## [Stated problem]
Restate all of the entries exactly, dropping any pictures they hold.

***** Supplied information

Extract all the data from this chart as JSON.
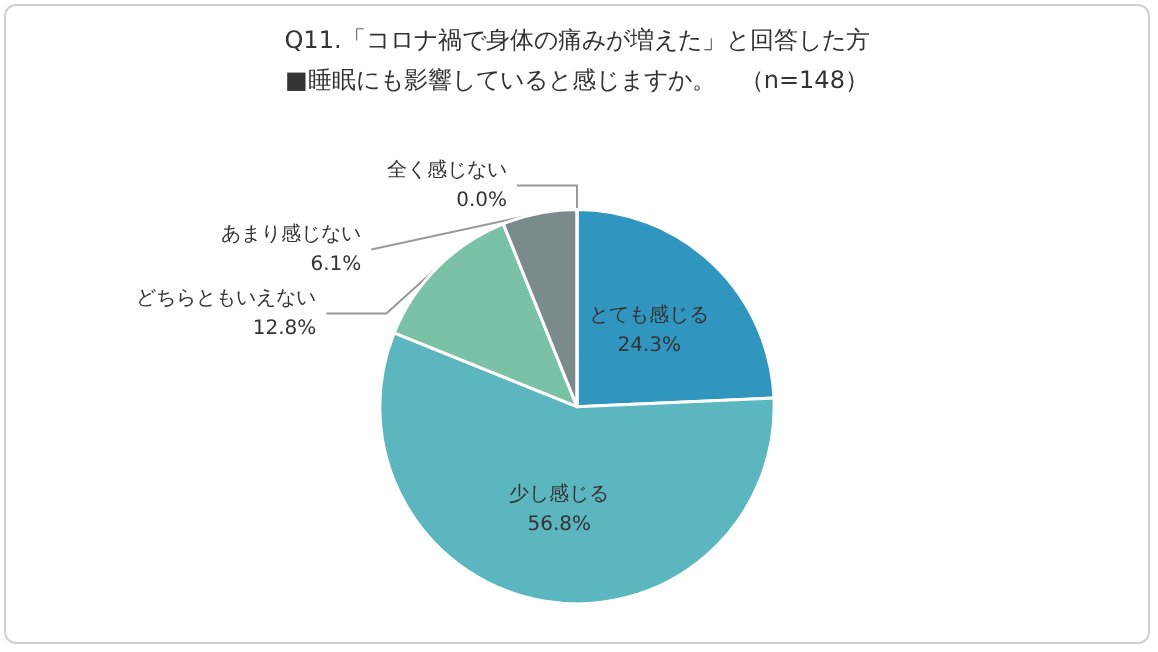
{
  "chart_data": {
    "type": "pie",
    "title": "Q11.「コロナ禍で身体の痛みが増えた」と回答した方",
    "subtitle": "■睡眠にも影響していると感じますか。　（n=148）",
    "categories": [
      "とても感じる",
      "少し感じる",
      "どちらともいえない",
      "あまり感じない",
      "全く感じない"
    ],
    "values": [
      24.3,
      56.8,
      12.8,
      6.1,
      0.0
    ],
    "colors": [
      "#3196bf",
      "#5cb6c0",
      "#7bc1a6",
      "#7b8b8b",
      "#a6a6a6"
    ],
    "value_labels": [
      "24.3%",
      "56.8%",
      "12.8%",
      "6.1%",
      "0.0%"
    ],
    "legend": false
  }
}
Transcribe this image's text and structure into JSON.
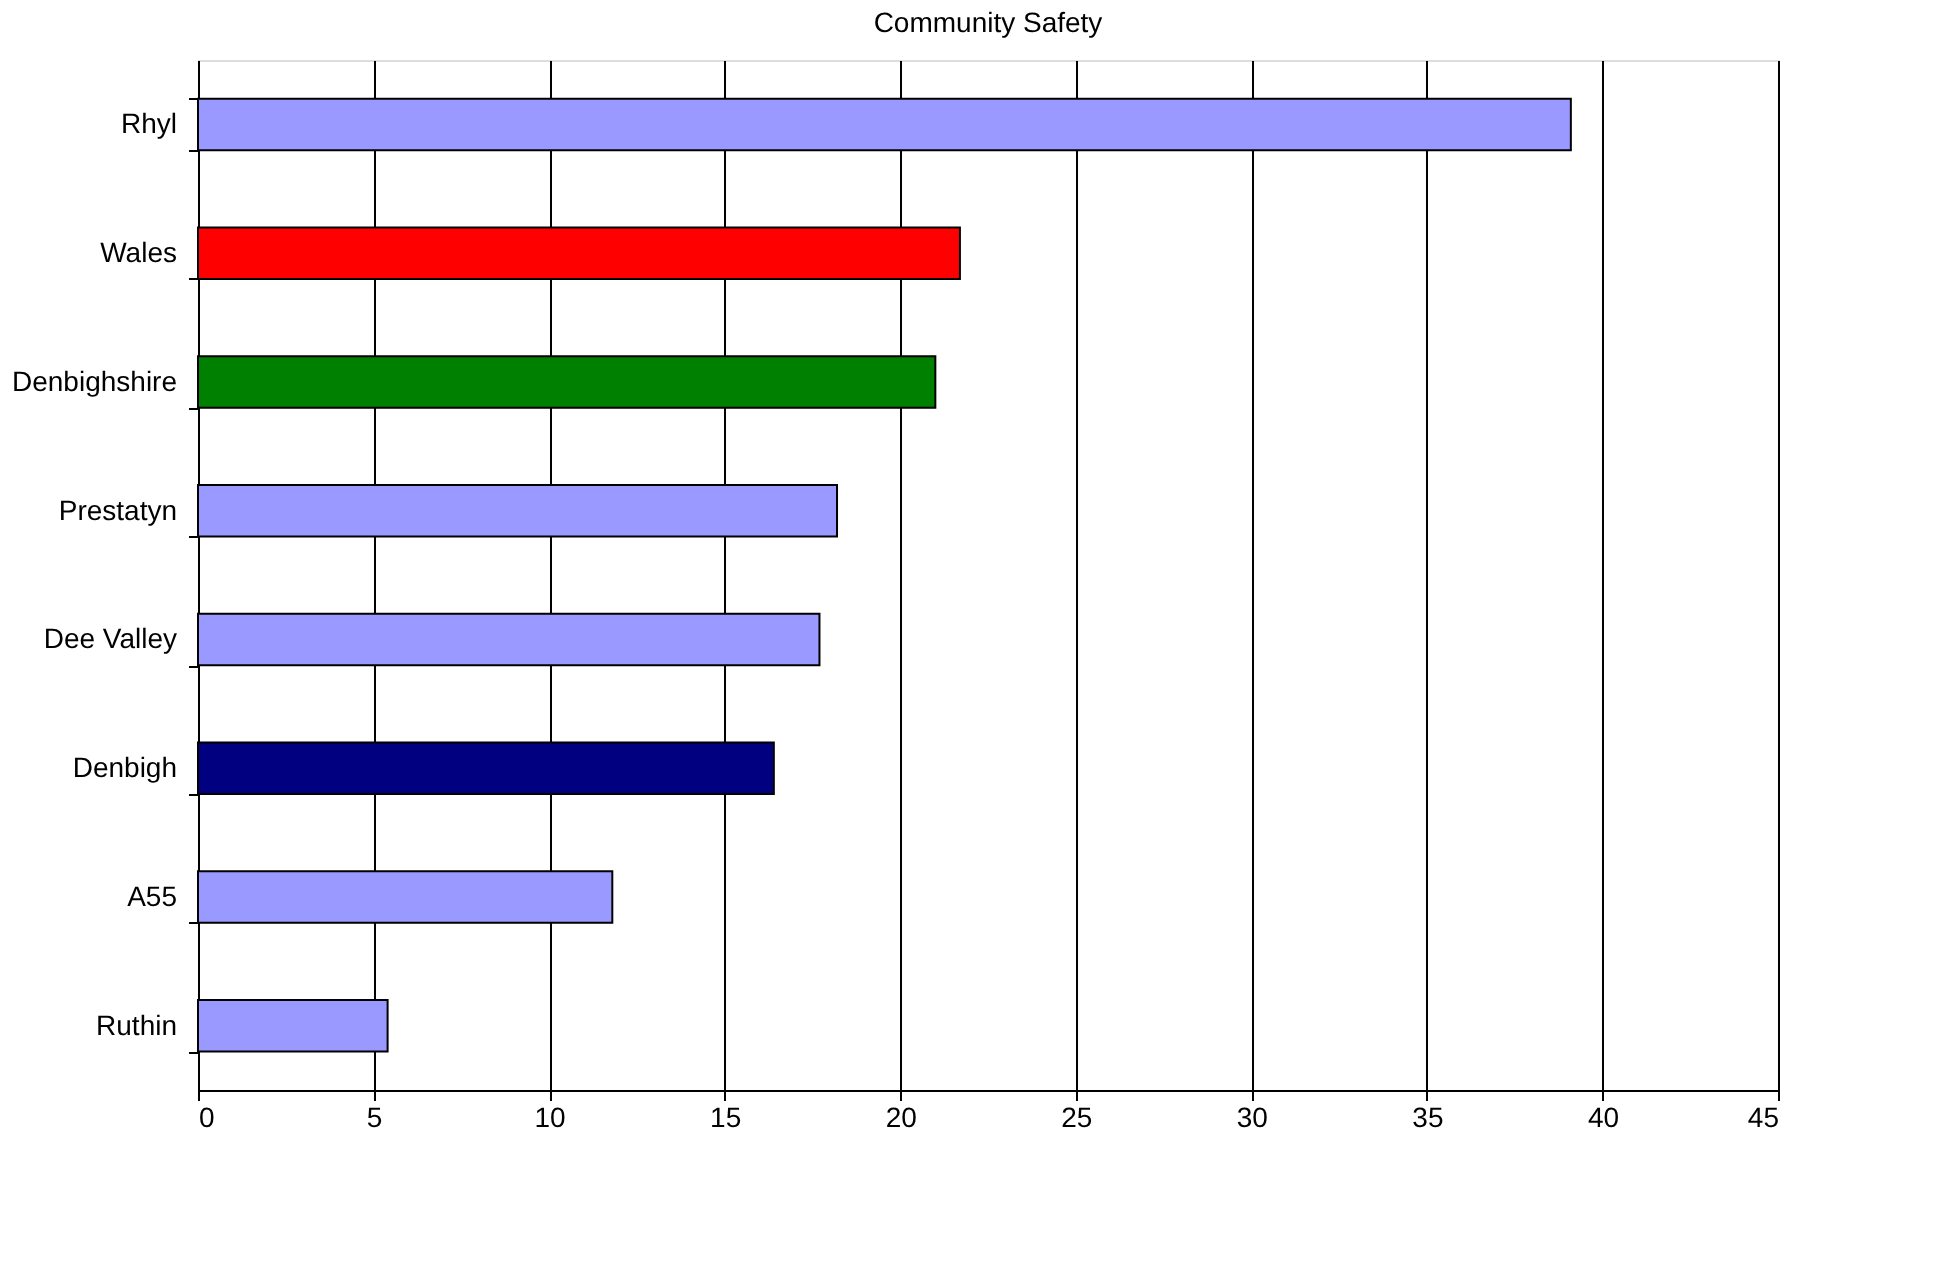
{
  "chart_data": {
    "type": "bar",
    "orientation": "horizontal",
    "title": "Community Safety",
    "categories": [
      "Rhyl",
      "Wales",
      "Denbighshire",
      "Prestatyn",
      "Dee Valley",
      "Denbigh",
      "A55",
      "Ruthin"
    ],
    "values": [
      39.1,
      21.7,
      21.0,
      18.2,
      17.7,
      16.4,
      11.8,
      5.4
    ],
    "colors": [
      "#9999ff",
      "#ff0000",
      "#008000",
      "#9999ff",
      "#9999ff",
      "#000080",
      "#9999ff",
      "#9999ff"
    ],
    "xlim": [
      0,
      45
    ],
    "xticks": [
      0,
      5,
      10,
      15,
      20,
      25,
      30,
      35,
      40,
      45
    ],
    "grid": "x",
    "legend": false
  }
}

**********

## [Answer below]
Extract all the data from this chart as JSON.
{
  "chart_data": {
    "type": "pie",
    "title": "Q11.「コロナ禍で身体の痛みが増えた」と回答した方",
    "subtitle": "■睡眠にも影響していると感じますか。　（n=148）",
    "categories": [
      "とても感じる",
      "少し感じる",
      "どちらともいえない",
      "あまり感じない",
      "全く感じない"
    ],
    "values": [
      24.3,
      56.8,
      12.8,
      6.1,
      0.0
    ],
    "colors": [
      "#3196bf",
      "#5cb6c0",
      "#7bc1a6",
      "#7b8b8b",
      "#a6a6a6"
    ],
    "value_labels": [
      "24.3%",
      "56.8%",
      "12.8%",
      "6.1%",
      "0.0%"
    ],
    "legend": false
  }
}
Transcribe this image's text and structure into JSON.
{
  "chart_data": {
    "type": "bar",
    "orientation": "horizontal",
    "title": "Community Safety",
    "categories": [
      "Rhyl",
      "Wales",
      "Denbighshire",
      "Prestatyn",
      "Dee Valley",
      "Denbigh",
      "A55",
      "Ruthin"
    ],
    "values": [
      39.1,
      21.7,
      21.0,
      18.2,
      17.7,
      16.4,
      11.8,
      5.4
    ],
    "colors": [
      "#9999ff",
      "#ff0000",
      "#008000",
      "#9999ff",
      "#9999ff",
      "#000080",
      "#9999ff",
      "#9999ff"
    ],
    "xlim": [
      0,
      45
    ],
    "xticks": [
      0,
      5,
      10,
      15,
      20,
      25,
      30,
      35,
      40,
      45
    ],
    "grid": "x",
    "legend": false
  }
}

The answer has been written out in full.